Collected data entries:
[Begin]

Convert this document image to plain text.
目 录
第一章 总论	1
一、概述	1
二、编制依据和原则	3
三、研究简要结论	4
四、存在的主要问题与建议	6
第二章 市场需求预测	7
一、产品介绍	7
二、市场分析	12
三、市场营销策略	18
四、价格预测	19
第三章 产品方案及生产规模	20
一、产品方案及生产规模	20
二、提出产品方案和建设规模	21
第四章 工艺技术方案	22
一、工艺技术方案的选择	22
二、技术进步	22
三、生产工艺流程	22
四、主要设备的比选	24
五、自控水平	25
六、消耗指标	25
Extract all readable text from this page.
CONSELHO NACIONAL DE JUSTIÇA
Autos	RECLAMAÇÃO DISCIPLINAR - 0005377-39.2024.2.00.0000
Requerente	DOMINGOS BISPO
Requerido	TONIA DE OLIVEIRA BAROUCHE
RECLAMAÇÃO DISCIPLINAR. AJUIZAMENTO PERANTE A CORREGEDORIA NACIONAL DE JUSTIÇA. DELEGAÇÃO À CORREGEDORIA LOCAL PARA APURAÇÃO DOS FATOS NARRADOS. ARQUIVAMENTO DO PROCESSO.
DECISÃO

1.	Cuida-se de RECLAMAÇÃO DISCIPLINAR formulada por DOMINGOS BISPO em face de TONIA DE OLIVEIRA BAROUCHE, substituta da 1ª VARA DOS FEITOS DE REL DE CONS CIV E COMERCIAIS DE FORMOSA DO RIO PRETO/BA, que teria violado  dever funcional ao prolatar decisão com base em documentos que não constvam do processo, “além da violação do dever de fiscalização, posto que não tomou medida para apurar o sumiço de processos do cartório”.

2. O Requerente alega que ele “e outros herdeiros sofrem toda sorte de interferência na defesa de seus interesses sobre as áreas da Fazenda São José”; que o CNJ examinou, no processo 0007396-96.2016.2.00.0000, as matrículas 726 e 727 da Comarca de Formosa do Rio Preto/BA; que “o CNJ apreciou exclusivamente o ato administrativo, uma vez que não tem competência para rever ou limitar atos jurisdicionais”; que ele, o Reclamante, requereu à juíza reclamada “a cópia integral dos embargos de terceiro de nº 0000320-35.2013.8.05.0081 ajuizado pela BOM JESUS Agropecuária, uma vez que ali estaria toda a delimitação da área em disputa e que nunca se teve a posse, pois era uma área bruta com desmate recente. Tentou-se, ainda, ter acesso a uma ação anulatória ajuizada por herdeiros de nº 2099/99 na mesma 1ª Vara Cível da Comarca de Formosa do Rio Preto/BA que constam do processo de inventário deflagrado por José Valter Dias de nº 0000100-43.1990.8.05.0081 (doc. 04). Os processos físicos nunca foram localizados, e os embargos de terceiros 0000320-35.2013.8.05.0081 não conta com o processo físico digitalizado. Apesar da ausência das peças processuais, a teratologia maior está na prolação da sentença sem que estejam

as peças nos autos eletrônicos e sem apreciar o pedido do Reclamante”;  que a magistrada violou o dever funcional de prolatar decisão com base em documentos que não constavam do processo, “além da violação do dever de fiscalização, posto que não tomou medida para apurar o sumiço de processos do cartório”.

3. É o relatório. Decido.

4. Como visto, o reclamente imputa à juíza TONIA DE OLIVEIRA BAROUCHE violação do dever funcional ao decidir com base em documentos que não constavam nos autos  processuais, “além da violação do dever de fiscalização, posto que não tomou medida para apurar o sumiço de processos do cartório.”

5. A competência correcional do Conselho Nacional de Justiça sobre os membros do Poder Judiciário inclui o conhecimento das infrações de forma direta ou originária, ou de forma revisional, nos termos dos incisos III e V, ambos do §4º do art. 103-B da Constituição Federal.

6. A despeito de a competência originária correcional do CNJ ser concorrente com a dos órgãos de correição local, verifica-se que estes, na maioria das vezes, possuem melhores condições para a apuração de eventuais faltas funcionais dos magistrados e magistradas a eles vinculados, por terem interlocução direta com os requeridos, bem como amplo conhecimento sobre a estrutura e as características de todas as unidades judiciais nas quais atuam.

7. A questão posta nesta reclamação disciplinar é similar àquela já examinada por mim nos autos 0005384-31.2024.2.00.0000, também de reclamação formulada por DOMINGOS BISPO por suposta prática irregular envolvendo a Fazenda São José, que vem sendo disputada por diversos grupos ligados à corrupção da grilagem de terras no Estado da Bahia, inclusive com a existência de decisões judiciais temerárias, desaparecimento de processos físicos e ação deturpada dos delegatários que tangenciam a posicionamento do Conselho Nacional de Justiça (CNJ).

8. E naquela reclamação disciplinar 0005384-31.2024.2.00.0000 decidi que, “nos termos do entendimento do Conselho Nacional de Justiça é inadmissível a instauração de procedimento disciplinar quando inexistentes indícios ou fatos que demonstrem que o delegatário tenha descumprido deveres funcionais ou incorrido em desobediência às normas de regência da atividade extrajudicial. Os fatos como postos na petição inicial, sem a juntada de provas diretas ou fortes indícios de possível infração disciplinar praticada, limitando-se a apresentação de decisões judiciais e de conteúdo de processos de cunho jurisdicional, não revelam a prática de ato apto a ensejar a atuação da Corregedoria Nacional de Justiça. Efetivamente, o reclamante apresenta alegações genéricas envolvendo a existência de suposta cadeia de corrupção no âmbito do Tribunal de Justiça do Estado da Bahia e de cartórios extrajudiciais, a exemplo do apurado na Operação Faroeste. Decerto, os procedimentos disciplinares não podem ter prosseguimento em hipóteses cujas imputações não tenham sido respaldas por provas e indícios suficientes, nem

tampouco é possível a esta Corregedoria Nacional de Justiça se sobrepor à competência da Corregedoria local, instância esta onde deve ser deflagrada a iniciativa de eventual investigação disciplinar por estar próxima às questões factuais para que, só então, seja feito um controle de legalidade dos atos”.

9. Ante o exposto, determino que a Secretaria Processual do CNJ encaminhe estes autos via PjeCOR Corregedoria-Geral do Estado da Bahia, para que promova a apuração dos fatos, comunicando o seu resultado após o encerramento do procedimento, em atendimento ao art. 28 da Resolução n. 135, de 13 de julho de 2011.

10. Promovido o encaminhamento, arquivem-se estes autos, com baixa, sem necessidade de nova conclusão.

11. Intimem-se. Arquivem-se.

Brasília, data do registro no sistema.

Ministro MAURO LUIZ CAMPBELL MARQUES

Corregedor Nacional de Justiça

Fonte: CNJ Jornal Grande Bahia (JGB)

[End]

** Aim of the exercise **
Repeat each record in full; every line must match exactly.

** Solved problem **
Convert this document image to plain text.
目 录
第一章 总论	1
一、概述	1
二、编制依据和原则	3
三、研究简要结论	4
四、存在的主要问题与建议	6
第二章 市场需求预测	7
一、产品介绍	7
二、市场分析	12
三、市场营销策略	18
四、价格预测	19
第三章 产品方案及生产规模	20
一、产品方案及生产规模	20
二、提出产品方案和建设规模	21
第四章 工艺技术方案	22
一、工艺技术方案的选择	22
二、技术进步	22
三、生产工艺流程	22
四、主要设备的比选	24
五、自控水平	25
六、消耗指标	25
Extract all readable text from this page.
CONSELHO NACIONAL DE JUSTIÇA
Autos	RECLAMAÇÃO DISCIPLINAR - 0005377-39.2024.2.00.0000
Requerente	DOMINGOS BISPO
Requerido	TONIA DE OLIVEIRA BAROUCHE
RECLAMAÇÃO DISCIPLINAR. AJUIZAMENTO PERANTE A CORREGEDORIA NACIONAL DE JUSTIÇA. DELEGAÇÃO À CORREGEDORIA LOCAL PARA APURAÇÃO DOS FATOS NARRADOS. ARQUIVAMENTO DO PROCESSO.
DECISÃO

1.	Cuida-se de RECLAMAÇÃO DISCIPLINAR formulada por DOMINGOS BISPO em face de TONIA DE OLIVEIRA BAROUCHE, substituta da 1ª VARA DOS FEITOS DE REL DE CONS CIV E COMERCIAIS DE FORMOSA DO RIO PRETO/BA, que teria violado  dever funcional ao prolatar decisão com base em documentos que não constvam do processo, “além da violação do dever de fiscalização, posto que não tomou medida para apurar o sumiço de processos do cartório”.

2. O Requerente alega que ele “e outros herdeiros sofrem toda sorte de interferência na defesa de seus interesses sobre as áreas da Fazenda São José”; que o CNJ examinou, no processo 0007396-96.2016.2.00.0000, as matrículas 726 e 727 da Comarca de Formosa do Rio Preto/BA; que “o CNJ apreciou exclusivamente o ato administrativo, uma vez que não tem competência para rever ou limitar atos jurisdicionais”; que ele, o Reclamante, requereu à juíza reclamada “a cópia integral dos embargos de terceiro de nº 0000320-35.2013.8.05.0081 ajuizado pela BOM JESUS Agropecuária, uma vez que ali estaria toda a delimitação da área em disputa e que nunca se teve a posse, pois era uma área bruta com desmate recente. Tentou-se, ainda, ter acesso a uma ação anulatória ajuizada por herdeiros de nº 2099/99 na mesma 1ª Vara Cível da Comarca de Formosa do Rio Preto/BA que constam do processo de inventário deflagrado por José Valter Dias de nº 0000100-43.1990.8.05.0081 (doc. 04). Os processos físicos nunca foram localizados, e os embargos de terceiros 0000320-35.2013.8.05.0081 não conta com o processo físico digitalizado. Apesar da ausência das peças processuais, a teratologia maior está na prolação da sentença sem que estejam

as peças nos autos eletrônicos e sem apreciar o pedido do Reclamante”;  que a magistrada violou o dever funcional de prolatar decisão com base em documentos que não constavam do processo, “além da violação do dever de fiscalização, posto que não tomou medida para apurar o sumiço de processos do cartório”.

3. É o relatório. Decido.

4. Como visto, o reclamente imputa à juíza TONIA DE OLIVEIRA BAROUCHE violação do dever funcional ao decidir com base em documentos que não constavam nos autos  processuais, “além da violação do dever de fiscalização, posto que não tomou medida para apurar o sumiço de processos do cartório.”

5. A competência correcional do Conselho Nacional de Justiça sobre os membros do Poder Judiciário inclui o conhecimento das infrações de forma direta ou originária, ou de forma revisional, nos termos dos incisos III e V, ambos do §4º do art. 103-B da Constituição Federal.

6. A despeito de a competência originária correcional do CNJ ser concorrente com a dos órgãos de correição local, verifica-se que estes, na maioria das vezes, possuem melhores condições para a apuração de eventuais faltas funcionais dos magistrados e magistradas a eles vinculados, por terem interlocução direta com os requeridos, bem como amplo conhecimento sobre a estrutura e as características de todas as unidades judiciais nas quais atuam.

7. A questão posta nesta reclamação disciplinar é similar àquela já examinada por mim nos autos 0005384-31.2024.2.00.0000, também de reclamação formulada por DOMINGOS BISPO por suposta prática irregular envolvendo a Fazenda São José, que vem sendo disputada por diversos grupos ligados à corrupção da grilagem de terras no Estado da Bahia, inclusive com a existência de decisões judiciais temerárias, desaparecimento de processos físicos e ação deturpada dos delegatários que tangenciam a posicionamento do Conselho Nacional de Justiça (CNJ).

8. E naquela reclamação disciplinar 0005384-31.2024.2.00.0000 decidi que, “nos termos do entendimento do Conselho Nacional de Justiça é inadmissível a instauração de procedimento disciplinar quando inexistentes indícios ou fatos que demonstrem que o delegatário tenha descumprido deveres funcionais ou incorrido em desobediência às normas de regência da atividade extrajudicial. Os fatos como postos na petição inicial, sem a juntada de provas diretas ou fortes indícios de possível infração disciplinar praticada, limitando-se a apresentação de decisões judiciais e de conteúdo de processos de cunho jurisdicional, não revelam a prática de ato apto a ensejar a atuação da Corregedoria Nacional de Justiça. Efetivamente, o reclamante apresenta alegações genéricas envolvendo a existência de suposta cadeia de corrupção no âmbito do Tribunal de Justiça do Estado da Bahia e de cartórios extrajudiciais, a exemplo do apurado na Operação Faroeste. Decerto, os procedimentos disciplinares não podem ter prosseguimento em hipóteses cujas imputações não tenham sido respaldas por provas e indícios suficientes, nem

tampouco é possível a esta Corregedoria Nacional de Justiça se sobrepor à competência da Corregedoria local, instância esta onde deve ser deflagrada a iniciativa de eventual investigação disciplinar por estar próxima às questões factuais para que, só então, seja feito um controle de legalidade dos atos”.

9. Ante o exposto, determino que a Secretaria Processual do CNJ encaminhe estes autos via PjeCOR Corregedoria-Geral do Estado da Bahia, para que promova a apuração dos fatos, comunicando o seu resultado após o encerramento do procedimento, em atendimento ao art. 28 da Resolução n. 135, de 13 de julho de 2011.

10. Promovido o encaminhamento, arquivem-se estes autos, com baixa, sem necessidade de nova conclusão.

11. Intimem-se. Arquivem-se.

Brasília, data do registro no sistema.

Ministro MAURO LUIZ CAMPBELL MARQUES

Corregedor Nacional de Justiça

Fonte: CNJ Jornal Grande Bahia (JGB)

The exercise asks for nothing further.